■ Work to complete ■
Extract the lines unchanged, beginning with the very first one and stopping after the line that contains "filter-asie[interactable]: Asie: [536, 75, 595, 104]".

[A block of data]

^^^^^^^^

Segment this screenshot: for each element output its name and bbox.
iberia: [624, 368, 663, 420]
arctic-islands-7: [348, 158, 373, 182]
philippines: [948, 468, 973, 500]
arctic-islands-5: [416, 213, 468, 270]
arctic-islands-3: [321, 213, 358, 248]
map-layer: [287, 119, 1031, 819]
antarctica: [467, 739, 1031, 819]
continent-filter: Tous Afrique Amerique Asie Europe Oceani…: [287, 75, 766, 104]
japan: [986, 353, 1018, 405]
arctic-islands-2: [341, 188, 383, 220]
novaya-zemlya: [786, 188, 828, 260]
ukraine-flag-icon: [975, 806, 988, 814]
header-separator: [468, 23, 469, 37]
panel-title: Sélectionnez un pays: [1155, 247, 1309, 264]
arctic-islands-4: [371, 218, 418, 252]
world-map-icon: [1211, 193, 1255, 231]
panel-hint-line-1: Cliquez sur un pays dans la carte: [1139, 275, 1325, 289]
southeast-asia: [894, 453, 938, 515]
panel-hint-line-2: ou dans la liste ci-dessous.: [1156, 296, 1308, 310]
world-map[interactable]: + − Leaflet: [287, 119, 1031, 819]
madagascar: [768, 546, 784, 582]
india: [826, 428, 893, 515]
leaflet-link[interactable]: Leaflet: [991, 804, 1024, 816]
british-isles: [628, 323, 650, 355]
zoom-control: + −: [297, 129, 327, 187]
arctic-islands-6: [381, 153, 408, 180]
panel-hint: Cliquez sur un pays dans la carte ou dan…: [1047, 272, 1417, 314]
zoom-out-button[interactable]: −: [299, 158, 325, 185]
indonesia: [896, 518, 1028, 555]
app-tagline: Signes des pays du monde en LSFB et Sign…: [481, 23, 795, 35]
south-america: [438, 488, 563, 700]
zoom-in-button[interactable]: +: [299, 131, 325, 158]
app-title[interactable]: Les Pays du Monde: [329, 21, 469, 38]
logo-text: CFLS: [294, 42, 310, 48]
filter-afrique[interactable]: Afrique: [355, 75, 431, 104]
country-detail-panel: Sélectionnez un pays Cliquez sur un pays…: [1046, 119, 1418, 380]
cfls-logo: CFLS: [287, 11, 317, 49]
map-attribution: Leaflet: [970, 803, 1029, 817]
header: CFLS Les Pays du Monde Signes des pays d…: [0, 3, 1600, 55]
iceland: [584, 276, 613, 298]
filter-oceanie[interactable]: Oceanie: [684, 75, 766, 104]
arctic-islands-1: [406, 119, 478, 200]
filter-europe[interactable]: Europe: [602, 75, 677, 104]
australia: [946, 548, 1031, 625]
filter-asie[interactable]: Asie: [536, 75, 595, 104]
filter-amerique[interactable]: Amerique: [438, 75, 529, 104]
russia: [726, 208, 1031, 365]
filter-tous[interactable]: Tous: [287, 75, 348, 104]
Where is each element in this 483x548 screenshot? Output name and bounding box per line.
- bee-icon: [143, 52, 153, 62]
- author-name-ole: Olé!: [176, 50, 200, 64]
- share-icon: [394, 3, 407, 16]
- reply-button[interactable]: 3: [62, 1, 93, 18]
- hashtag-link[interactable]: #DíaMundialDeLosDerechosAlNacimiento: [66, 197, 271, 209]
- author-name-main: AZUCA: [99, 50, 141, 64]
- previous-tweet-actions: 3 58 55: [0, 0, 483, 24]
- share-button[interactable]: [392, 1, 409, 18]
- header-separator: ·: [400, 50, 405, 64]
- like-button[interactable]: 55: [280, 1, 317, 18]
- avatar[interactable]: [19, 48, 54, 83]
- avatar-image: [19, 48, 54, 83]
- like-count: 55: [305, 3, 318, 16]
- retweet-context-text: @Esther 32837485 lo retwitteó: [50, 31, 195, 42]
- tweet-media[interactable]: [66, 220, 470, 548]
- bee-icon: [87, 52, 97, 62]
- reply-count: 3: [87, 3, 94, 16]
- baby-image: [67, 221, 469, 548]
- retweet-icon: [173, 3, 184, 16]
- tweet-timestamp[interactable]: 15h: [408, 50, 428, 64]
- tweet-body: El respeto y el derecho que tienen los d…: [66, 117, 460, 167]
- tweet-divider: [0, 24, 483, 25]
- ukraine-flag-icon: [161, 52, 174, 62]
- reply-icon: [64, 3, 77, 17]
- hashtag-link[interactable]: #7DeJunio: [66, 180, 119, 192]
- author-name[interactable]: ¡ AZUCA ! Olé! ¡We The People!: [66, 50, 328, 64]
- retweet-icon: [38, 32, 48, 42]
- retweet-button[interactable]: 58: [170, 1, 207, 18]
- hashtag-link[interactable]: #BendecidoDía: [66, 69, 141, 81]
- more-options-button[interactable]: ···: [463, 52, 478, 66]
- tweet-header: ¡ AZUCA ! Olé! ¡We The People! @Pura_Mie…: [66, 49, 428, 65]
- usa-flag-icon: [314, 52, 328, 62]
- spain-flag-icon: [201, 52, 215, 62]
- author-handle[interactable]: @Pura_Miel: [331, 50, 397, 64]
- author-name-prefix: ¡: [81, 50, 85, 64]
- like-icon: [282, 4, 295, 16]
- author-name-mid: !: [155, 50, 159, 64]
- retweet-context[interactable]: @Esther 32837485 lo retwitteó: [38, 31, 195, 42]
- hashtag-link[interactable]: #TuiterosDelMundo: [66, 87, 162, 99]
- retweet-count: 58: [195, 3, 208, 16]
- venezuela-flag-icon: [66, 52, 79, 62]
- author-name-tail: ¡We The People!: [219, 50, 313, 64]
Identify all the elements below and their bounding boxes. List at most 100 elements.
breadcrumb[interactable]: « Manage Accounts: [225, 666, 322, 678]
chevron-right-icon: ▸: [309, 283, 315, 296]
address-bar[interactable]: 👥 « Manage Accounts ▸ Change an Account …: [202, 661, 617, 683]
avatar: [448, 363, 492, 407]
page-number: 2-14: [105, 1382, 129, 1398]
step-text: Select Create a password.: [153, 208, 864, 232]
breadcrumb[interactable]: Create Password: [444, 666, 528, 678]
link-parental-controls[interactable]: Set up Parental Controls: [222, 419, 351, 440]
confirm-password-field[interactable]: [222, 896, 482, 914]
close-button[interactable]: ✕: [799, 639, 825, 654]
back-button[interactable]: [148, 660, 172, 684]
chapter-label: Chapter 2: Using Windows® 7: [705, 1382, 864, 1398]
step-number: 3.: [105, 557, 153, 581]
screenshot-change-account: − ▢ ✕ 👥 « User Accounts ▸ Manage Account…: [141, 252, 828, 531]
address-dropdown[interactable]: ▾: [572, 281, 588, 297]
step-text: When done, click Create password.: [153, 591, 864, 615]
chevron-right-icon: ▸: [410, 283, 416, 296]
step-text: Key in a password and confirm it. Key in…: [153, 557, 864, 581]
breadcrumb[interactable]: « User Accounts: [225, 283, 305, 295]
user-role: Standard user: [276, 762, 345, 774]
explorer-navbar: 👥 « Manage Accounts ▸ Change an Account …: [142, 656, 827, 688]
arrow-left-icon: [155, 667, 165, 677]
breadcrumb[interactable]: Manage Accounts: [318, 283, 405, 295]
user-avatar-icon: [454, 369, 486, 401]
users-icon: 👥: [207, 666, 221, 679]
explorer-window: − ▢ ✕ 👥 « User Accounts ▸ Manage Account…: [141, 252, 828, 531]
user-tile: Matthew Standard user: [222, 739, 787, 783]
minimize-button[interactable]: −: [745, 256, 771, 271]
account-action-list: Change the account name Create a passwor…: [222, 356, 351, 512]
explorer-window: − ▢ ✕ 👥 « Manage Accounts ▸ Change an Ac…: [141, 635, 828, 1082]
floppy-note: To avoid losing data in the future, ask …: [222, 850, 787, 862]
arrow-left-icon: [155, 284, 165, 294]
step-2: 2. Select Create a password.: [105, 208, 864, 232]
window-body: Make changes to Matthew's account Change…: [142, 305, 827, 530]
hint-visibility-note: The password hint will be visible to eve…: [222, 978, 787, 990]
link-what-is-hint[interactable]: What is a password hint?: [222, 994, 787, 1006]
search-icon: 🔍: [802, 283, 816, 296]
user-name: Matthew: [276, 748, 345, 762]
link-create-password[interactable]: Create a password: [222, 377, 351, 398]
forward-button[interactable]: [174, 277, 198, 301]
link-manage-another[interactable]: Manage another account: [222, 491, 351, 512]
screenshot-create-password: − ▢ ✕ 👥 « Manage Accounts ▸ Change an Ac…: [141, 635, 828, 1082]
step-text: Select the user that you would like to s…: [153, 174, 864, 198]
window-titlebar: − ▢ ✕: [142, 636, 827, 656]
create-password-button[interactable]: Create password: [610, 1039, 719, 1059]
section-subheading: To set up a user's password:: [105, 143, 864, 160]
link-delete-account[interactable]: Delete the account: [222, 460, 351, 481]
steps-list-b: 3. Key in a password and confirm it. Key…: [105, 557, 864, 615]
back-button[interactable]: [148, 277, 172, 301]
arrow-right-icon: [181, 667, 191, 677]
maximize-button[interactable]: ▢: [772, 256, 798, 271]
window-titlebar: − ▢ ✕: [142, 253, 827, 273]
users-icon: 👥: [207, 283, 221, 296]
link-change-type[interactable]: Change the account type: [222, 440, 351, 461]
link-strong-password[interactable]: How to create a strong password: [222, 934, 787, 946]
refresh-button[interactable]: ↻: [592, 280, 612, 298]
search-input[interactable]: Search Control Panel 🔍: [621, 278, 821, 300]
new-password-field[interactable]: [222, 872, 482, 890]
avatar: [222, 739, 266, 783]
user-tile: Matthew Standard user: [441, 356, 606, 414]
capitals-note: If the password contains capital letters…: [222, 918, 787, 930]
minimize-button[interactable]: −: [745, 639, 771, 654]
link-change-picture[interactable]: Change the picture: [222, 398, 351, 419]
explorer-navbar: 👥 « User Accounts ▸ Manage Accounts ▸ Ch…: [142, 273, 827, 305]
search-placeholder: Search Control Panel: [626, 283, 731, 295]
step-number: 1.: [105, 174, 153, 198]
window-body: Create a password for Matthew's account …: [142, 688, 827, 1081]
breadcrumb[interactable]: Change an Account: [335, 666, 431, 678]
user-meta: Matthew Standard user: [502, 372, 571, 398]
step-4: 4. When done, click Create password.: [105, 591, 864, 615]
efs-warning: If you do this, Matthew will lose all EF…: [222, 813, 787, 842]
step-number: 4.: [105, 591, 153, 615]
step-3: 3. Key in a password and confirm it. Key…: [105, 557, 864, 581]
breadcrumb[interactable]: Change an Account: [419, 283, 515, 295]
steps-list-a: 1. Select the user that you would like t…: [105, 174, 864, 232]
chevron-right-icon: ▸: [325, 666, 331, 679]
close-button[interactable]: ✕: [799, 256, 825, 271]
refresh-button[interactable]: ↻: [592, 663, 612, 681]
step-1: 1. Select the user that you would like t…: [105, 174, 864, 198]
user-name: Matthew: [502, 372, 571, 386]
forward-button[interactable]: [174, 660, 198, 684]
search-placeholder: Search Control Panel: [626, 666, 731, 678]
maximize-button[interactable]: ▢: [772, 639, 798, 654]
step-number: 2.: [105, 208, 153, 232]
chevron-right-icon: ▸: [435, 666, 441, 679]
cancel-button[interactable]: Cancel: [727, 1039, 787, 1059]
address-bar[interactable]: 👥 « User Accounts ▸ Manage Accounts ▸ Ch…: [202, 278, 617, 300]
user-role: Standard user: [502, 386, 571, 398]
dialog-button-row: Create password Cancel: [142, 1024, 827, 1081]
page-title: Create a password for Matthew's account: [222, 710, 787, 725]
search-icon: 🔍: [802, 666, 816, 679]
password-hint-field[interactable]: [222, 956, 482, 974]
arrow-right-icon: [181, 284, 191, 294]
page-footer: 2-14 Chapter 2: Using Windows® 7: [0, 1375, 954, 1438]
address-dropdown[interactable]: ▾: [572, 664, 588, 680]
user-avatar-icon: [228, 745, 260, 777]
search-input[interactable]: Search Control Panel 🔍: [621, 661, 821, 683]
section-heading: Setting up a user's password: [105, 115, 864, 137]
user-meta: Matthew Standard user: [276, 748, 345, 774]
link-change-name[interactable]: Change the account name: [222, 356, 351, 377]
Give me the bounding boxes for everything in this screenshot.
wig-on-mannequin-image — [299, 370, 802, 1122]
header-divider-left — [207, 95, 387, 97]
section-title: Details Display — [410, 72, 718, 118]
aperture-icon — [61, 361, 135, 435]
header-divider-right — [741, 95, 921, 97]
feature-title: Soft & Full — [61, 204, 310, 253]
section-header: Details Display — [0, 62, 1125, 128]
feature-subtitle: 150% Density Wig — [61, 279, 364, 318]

^^^^^^^^

■ Solution to the exercise ■
Segment this screenshot: for each element output its name and bbox.
iberia: [624, 368, 663, 420]
arctic-islands-7: [348, 158, 373, 182]
philippines: [948, 468, 973, 500]
arctic-islands-5: [416, 213, 468, 270]
arctic-islands-3: [321, 213, 358, 248]
map-layer: [287, 119, 1031, 819]
antarctica: [467, 739, 1031, 819]
continent-filter: Tous Afrique Amerique Asie Europe Oceani…: [287, 75, 766, 104]
japan: [986, 353, 1018, 405]
arctic-islands-2: [341, 188, 383, 220]
novaya-zemlya: [786, 188, 828, 260]
ukraine-flag-icon: [975, 806, 988, 814]
header-separator: [468, 23, 469, 37]
panel-title: Sélectionnez un pays: [1155, 247, 1309, 264]
arctic-islands-4: [371, 218, 418, 252]
world-map-icon: [1211, 193, 1255, 231]
panel-hint-line-1: Cliquez sur un pays dans la carte: [1139, 275, 1325, 289]
southeast-asia: [894, 453, 938, 515]
panel-hint-line-2: ou dans la liste ci-dessous.: [1156, 296, 1308, 310]
world-map[interactable]: + − Leaflet: [287, 119, 1031, 819]
madagascar: [768, 546, 784, 582]
india: [826, 428, 893, 515]
leaflet-link[interactable]: Leaflet: [991, 804, 1024, 816]
british-isles: [628, 323, 650, 355]
zoom-control: + −: [297, 129, 327, 187]
arctic-islands-6: [381, 153, 408, 180]
panel-hint: Cliquez sur un pays dans la carte ou dan…: [1047, 272, 1417, 314]
zoom-out-button[interactable]: −: [299, 158, 325, 185]
indonesia: [896, 518, 1028, 555]
app-tagline: Signes des pays du monde en LSFB et Sign…: [481, 23, 795, 35]
south-america: [438, 488, 563, 700]
zoom-in-button[interactable]: +: [299, 131, 325, 158]
app-title[interactable]: Les Pays du Monde: [329, 21, 469, 38]
logo-text: CFLS: [294, 42, 310, 48]
filter-afrique[interactable]: Afrique: [355, 75, 431, 104]
country-detail-panel: Sélectionnez un pays Cliquez sur un pays…: [1046, 119, 1418, 380]
cfls-logo: CFLS: [287, 11, 317, 49]
map-attribution: Leaflet: [970, 803, 1029, 817]
header: CFLS Les Pays du Monde Signes des pays d…: [0, 3, 1600, 55]
iceland: [584, 276, 613, 298]
filter-oceanie[interactable]: Oceanie: [684, 75, 766, 104]
arctic-islands-1: [406, 119, 478, 200]
filter-europe[interactable]: Europe: [602, 75, 677, 104]
australia: [946, 548, 1031, 625]
filter-asie[interactable]: Asie: [536, 75, 595, 104]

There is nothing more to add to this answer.